Dataset records
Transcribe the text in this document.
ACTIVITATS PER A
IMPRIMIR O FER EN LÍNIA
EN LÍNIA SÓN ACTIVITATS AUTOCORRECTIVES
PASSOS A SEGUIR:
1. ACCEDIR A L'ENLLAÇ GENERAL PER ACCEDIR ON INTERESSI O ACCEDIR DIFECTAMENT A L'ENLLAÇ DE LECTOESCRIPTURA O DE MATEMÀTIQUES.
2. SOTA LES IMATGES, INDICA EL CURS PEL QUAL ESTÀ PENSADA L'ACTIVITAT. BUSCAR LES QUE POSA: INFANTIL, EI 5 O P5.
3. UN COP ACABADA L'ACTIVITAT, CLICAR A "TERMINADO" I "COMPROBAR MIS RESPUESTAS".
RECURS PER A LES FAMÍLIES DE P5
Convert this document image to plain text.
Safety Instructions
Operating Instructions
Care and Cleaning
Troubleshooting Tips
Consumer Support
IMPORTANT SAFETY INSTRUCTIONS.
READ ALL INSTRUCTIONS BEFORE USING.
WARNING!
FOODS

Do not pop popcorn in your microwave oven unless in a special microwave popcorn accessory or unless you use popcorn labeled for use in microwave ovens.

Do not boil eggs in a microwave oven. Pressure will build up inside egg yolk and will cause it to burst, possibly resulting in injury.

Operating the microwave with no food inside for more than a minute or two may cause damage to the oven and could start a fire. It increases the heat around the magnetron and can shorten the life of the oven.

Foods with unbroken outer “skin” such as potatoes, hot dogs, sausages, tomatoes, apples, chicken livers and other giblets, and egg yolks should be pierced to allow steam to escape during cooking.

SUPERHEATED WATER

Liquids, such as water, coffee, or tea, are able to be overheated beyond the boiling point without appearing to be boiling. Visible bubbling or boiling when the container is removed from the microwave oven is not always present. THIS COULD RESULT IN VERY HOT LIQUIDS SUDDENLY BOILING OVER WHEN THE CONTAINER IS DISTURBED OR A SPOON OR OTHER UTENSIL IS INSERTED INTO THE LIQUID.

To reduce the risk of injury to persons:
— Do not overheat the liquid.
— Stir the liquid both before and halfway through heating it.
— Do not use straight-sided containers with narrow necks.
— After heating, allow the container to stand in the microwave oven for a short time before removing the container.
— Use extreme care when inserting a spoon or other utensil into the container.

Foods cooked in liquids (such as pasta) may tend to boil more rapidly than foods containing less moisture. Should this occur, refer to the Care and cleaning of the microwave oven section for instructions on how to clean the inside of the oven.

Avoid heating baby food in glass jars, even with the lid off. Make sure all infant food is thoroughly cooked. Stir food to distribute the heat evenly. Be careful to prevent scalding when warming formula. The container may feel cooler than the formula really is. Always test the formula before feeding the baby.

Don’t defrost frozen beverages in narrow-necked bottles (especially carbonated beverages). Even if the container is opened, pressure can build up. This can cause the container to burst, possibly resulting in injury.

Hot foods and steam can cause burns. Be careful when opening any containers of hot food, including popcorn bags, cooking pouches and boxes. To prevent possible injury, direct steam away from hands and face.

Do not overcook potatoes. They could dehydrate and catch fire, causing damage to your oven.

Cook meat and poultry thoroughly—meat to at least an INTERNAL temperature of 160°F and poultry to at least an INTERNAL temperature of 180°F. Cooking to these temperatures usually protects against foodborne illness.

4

# [Task directions]
Restate the whole listing exactly.

# [Exercise result]
Transcribe the text in this document.
ACTIVITATS PER A
IMPRIMIR O FER EN LÍNIA
EN LÍNIA SÓN ACTIVITATS AUTOCORRECTIVES
PASSOS A SEGUIR:
1. ACCEDIR A L'ENLLAÇ GENERAL PER ACCEDIR ON INTERESSI O ACCEDIR DIFECTAMENT A L'ENLLAÇ DE LECTOESCRIPTURA O DE MATEMÀTIQUES.
2. SOTA LES IMATGES, INDICA EL CURS PEL QUAL ESTÀ PENSADA L'ACTIVITAT. BUSCAR LES QUE POSA: INFANTIL, EI 5 O P5.
3. UN COP ACABADA L'ACTIVITAT, CLICAR A "TERMINADO" I "COMPROBAR MIS RESPUESTAS".
RECURS PER A LES FAMÍLIES DE P5
Convert this document image to plain text.
Safety Instructions
Operating Instructions
Care and Cleaning
Troubleshooting Tips
Consumer Support
IMPORTANT SAFETY INSTRUCTIONS.
READ ALL INSTRUCTIONS BEFORE USING.
WARNING!
FOODS

Do not pop popcorn in your microwave oven unless in a special microwave popcorn accessory or unless you use popcorn labeled for use in microwave ovens.

Do not boil eggs in a microwave oven. Pressure will build up inside egg yolk and will cause it to burst, possibly resulting in injury.

Operating the microwave with no food inside for more than a minute or two may cause damage to the oven and could start a fire. It increases the heat around the magnetron and can shorten the life of the oven.

Foods with unbroken outer “skin” such as potatoes, hot dogs, sausages, tomatoes, apples, chicken livers and other giblets, and egg yolks should be pierced to allow steam to escape during cooking.

SUPERHEATED WATER

Liquids, such as water, coffee, or tea, are able to be overheated beyond the boiling point without appearing to be boiling. Visible bubbling or boiling when the container is removed from the microwave oven is not always present. THIS COULD RESULT IN VERY HOT LIQUIDS SUDDENLY BOILING OVER WHEN THE CONTAINER IS DISTURBED OR A SPOON OR OTHER UTENSIL IS INSERTED INTO THE LIQUID.

To reduce the risk of injury to persons:
— Do not overheat the liquid.
— Stir the liquid both before and halfway through heating it.
— Do not use straight-sided containers with narrow necks.
— After heating, allow the container to stand in the microwave oven for a short time before removing the container.
— Use extreme care when inserting a spoon or other utensil into the container.

Foods cooked in liquids (such as pasta) may tend to boil more rapidly than foods containing less moisture. Should this occur, refer to the Care and cleaning of the microwave oven section for instructions on how to clean the inside of the oven.

Avoid heating baby food in glass jars, even with the lid off. Make sure all infant food is thoroughly cooked. Stir food to distribute the heat evenly. Be careful to prevent scalding when warming formula. The container may feel cooler than the formula really is. Always test the formula before feeding the baby.

Don’t defrost frozen beverages in narrow-necked bottles (especially carbonated beverages). Even if the container is opened, pressure can build up. This can cause the container to burst, possibly resulting in injury.

Hot foods and steam can cause burns. Be careful when opening any containers of hot food, including popcorn bags, cooking pouches and boxes. To prevent possible injury, direct steam away from hands and face.

Do not overcook potatoes. They could dehydrate and catch fire, causing damage to your oven.

Cook meat and poultry thoroughly—meat to at least an INTERNAL temperature of 160°F and poultry to at least an INTERNAL temperature of 180°F. Cooking to these temperatures usually protects against foodborne illness.

4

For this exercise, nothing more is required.